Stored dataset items
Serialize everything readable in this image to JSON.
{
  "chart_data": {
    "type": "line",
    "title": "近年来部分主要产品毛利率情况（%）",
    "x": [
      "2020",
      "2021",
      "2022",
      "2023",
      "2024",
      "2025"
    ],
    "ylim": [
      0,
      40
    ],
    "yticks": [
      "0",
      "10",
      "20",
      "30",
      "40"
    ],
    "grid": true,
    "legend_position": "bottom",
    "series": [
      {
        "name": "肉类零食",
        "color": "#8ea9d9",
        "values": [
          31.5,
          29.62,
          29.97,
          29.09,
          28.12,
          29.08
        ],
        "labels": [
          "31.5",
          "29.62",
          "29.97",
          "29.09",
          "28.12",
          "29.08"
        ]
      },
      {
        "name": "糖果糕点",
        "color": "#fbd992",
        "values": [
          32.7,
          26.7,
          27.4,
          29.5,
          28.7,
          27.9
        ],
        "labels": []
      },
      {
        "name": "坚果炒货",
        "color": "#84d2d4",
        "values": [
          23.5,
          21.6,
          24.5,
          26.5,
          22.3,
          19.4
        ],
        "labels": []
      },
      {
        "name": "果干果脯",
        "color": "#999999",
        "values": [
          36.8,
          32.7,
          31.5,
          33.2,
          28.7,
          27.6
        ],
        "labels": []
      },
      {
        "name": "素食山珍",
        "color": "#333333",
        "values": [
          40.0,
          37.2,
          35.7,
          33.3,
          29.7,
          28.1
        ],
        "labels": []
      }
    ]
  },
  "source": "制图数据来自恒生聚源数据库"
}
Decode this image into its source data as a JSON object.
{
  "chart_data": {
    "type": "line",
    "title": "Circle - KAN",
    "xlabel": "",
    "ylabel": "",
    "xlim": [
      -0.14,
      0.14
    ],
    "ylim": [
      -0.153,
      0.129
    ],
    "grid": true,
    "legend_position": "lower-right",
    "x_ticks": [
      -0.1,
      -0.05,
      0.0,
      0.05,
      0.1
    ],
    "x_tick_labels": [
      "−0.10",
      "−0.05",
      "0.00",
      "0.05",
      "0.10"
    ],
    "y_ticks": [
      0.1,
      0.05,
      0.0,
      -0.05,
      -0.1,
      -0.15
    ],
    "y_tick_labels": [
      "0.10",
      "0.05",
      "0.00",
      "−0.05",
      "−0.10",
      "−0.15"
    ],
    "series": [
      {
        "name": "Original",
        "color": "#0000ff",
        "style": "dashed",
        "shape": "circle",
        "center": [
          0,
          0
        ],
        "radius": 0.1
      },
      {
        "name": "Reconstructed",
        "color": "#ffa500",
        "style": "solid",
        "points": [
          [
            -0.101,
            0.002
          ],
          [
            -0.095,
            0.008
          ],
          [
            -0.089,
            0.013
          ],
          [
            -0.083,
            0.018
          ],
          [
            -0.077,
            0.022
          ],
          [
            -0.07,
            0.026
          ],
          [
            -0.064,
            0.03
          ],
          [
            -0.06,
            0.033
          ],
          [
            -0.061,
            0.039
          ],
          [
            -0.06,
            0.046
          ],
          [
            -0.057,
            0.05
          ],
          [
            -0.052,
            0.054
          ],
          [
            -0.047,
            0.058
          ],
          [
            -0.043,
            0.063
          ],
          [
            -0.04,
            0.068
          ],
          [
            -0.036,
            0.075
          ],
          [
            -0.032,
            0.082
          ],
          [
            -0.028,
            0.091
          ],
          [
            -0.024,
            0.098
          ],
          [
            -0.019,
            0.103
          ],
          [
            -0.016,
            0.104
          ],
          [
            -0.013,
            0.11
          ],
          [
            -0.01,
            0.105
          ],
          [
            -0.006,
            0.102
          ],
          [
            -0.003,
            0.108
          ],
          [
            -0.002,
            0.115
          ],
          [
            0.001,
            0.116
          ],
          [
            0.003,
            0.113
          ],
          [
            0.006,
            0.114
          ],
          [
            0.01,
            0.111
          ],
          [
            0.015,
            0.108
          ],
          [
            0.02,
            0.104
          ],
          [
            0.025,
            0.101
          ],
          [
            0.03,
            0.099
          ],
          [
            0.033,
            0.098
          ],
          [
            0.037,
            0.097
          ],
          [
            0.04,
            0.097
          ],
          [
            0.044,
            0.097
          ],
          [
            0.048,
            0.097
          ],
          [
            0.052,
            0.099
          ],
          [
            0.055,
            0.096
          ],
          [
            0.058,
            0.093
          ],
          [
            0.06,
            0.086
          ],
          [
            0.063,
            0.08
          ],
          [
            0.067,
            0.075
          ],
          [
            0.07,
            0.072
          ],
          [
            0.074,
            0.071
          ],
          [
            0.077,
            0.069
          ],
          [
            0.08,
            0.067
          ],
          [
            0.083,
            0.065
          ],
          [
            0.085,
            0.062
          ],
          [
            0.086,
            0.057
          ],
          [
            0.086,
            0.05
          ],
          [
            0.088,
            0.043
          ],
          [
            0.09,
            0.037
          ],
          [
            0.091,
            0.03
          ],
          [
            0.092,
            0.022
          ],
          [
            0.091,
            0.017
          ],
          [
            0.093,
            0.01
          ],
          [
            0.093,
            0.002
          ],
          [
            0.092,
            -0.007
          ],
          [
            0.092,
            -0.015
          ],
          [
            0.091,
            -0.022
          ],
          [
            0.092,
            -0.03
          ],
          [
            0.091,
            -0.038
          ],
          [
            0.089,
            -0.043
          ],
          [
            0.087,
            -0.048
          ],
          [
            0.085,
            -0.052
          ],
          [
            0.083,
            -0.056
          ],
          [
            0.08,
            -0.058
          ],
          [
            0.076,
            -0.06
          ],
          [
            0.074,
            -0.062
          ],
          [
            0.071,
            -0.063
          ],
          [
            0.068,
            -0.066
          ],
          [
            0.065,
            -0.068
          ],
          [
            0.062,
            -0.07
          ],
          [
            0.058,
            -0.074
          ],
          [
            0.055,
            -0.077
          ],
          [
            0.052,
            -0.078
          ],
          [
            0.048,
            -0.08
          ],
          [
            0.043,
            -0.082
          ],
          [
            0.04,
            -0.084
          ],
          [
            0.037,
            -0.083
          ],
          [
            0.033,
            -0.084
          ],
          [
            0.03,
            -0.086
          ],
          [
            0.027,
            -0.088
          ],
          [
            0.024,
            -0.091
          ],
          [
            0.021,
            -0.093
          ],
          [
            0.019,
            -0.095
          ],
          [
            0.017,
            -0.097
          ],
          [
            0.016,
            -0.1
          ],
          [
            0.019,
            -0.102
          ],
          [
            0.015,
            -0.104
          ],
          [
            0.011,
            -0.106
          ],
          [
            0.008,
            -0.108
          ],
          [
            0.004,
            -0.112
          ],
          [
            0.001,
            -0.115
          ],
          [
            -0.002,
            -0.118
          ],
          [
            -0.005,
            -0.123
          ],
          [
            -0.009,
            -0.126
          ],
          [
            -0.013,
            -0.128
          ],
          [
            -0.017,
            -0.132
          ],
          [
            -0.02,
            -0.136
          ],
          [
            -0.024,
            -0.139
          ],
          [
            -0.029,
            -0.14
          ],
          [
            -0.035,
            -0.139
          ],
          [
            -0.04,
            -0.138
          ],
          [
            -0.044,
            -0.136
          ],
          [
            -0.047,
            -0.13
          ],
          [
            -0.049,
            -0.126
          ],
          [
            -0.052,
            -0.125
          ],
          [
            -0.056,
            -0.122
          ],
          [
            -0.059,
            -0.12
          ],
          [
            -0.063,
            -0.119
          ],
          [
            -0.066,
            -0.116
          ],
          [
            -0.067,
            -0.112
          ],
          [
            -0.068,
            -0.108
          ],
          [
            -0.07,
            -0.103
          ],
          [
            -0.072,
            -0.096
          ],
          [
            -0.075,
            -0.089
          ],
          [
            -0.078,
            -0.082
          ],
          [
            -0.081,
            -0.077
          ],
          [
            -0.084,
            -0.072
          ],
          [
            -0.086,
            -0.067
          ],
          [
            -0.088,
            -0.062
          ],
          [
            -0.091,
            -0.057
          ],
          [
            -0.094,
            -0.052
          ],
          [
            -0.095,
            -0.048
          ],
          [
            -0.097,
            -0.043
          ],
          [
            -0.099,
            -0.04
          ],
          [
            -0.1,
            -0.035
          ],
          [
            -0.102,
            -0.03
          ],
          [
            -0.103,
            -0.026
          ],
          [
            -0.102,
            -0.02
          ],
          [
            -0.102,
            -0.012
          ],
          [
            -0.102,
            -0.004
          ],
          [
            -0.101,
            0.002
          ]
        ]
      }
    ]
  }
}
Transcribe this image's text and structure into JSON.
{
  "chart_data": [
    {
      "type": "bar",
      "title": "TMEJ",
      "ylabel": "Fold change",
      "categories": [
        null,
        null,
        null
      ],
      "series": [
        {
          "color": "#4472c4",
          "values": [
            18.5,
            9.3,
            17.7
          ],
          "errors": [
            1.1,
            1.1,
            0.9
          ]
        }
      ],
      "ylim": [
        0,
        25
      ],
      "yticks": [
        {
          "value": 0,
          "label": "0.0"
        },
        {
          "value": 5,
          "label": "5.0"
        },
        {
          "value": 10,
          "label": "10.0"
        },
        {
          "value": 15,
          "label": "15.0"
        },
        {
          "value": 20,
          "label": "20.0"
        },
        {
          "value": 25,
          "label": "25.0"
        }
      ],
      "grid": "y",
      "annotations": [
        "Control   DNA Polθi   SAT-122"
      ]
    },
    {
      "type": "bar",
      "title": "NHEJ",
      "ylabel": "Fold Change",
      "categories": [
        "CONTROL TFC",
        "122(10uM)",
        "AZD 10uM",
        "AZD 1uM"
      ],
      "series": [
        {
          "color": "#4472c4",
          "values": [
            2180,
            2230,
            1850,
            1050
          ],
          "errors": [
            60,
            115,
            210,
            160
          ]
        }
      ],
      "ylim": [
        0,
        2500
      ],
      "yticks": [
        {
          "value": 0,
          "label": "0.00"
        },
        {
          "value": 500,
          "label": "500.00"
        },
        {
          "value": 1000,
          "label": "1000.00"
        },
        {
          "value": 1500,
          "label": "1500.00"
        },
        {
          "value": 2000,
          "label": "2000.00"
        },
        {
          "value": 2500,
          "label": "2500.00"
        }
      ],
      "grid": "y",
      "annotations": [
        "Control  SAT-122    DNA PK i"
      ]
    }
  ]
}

● Task statement
Using the material above, gather every line that includes "Fold".

● Output for this exercise
      "ylabel": "Fold change",
      "ylabel": "Fold Change",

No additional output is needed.